##### ITEMS
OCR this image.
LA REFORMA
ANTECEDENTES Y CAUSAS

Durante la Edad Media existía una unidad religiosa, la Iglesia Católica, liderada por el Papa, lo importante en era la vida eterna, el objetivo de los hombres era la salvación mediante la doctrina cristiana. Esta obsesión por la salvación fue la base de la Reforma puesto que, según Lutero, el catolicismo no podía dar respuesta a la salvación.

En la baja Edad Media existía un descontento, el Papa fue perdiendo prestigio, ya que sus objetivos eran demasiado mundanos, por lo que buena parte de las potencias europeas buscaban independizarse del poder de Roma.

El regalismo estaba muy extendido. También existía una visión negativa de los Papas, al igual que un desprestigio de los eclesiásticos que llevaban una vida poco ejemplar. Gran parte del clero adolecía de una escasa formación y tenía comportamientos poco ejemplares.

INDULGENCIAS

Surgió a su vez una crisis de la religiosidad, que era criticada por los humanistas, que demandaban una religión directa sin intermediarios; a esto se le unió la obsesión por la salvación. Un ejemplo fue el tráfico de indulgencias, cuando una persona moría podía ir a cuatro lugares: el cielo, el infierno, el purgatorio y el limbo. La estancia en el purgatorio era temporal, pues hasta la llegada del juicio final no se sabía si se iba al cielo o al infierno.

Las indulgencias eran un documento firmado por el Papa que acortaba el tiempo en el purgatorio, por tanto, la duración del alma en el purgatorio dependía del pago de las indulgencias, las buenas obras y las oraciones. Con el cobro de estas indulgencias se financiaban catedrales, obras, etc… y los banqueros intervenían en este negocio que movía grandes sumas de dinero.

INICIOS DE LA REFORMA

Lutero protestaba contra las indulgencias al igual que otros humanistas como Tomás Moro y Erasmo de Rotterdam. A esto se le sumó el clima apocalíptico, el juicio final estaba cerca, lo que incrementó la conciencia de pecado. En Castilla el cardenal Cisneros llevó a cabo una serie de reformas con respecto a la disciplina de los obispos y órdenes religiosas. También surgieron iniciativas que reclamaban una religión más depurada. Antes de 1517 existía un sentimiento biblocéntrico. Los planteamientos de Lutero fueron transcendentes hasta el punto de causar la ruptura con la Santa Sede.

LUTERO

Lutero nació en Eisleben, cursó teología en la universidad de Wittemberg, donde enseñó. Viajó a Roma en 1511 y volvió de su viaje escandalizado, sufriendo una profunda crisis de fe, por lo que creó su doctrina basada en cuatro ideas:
##########
#### THE REQUEST:
Output the listing above without altering a single character.

#### RESPONSE FOR THIS EXERCISE:
OCR this image.
LA REFORMA
ANTECEDENTES Y CAUSAS

Durante la Edad Media existía una unidad religiosa, la Iglesia Católica, liderada por el Papa, lo importante en era la vida eterna, el objetivo de los hombres era la salvación mediante la doctrina cristiana. Esta obsesión por la salvación fue la base de la Reforma puesto que, según Lutero, el catolicismo no podía dar respuesta a la salvación.

En la baja Edad Media existía un descontento, el Papa fue perdiendo prestigio, ya que sus objetivos eran demasiado mundanos, por lo que buena parte de las potencias europeas buscaban independizarse del poder de Roma.

El regalismo estaba muy extendido. También existía una visión negativa de los Papas, al igual que un desprestigio de los eclesiásticos que llevaban una vida poco ejemplar. Gran parte del clero adolecía de una escasa formación y tenía comportamientos poco ejemplares.

INDULGENCIAS

Surgió a su vez una crisis de la religiosidad, que era criticada por los humanistas, que demandaban una religión directa sin intermediarios; a esto se le unió la obsesión por la salvación. Un ejemplo fue el tráfico de indulgencias, cuando una persona moría podía ir a cuatro lugares: el cielo, el infierno, el purgatorio y el limbo. La estancia en el purgatorio era temporal, pues hasta la llegada del juicio final no se sabía si se iba al cielo o al infierno.

Las indulgencias eran un documento firmado por el Papa que acortaba el tiempo en el purgatorio, por tanto, la duración del alma en el purgatorio dependía del pago de las indulgencias, las buenas obras y las oraciones. Con el cobro de estas indulgencias se financiaban catedrales, obras, etc… y los banqueros intervenían en este negocio que movía grandes sumas de dinero.

INICIOS DE LA REFORMA

Lutero protestaba contra las indulgencias al igual que otros humanistas como Tomás Moro y Erasmo de Rotterdam. A esto se le sumó el clima apocalíptico, el juicio final estaba cerca, lo que incrementó la conciencia de pecado. En Castilla el cardenal Cisneros llevó a cabo una serie de reformas con respecto a la disciplina de los obispos y órdenes religiosas. También surgieron iniciativas que reclamaban una religión más depurada. Antes de 1517 existía un sentimiento biblocéntrico. Los planteamientos de Lutero fueron transcendentes hasta el punto de causar la ruptura con la Santa Sede.

LUTERO

Lutero nació en Eisleben, cursó teología en la universidad de Wittemberg, donde enseñó. Viajó a Roma en 1511 y volvió de su viaje escandalizado, sufriendo una profunda crisis de fe, por lo que creó su doctrina basada en cuatro ideas:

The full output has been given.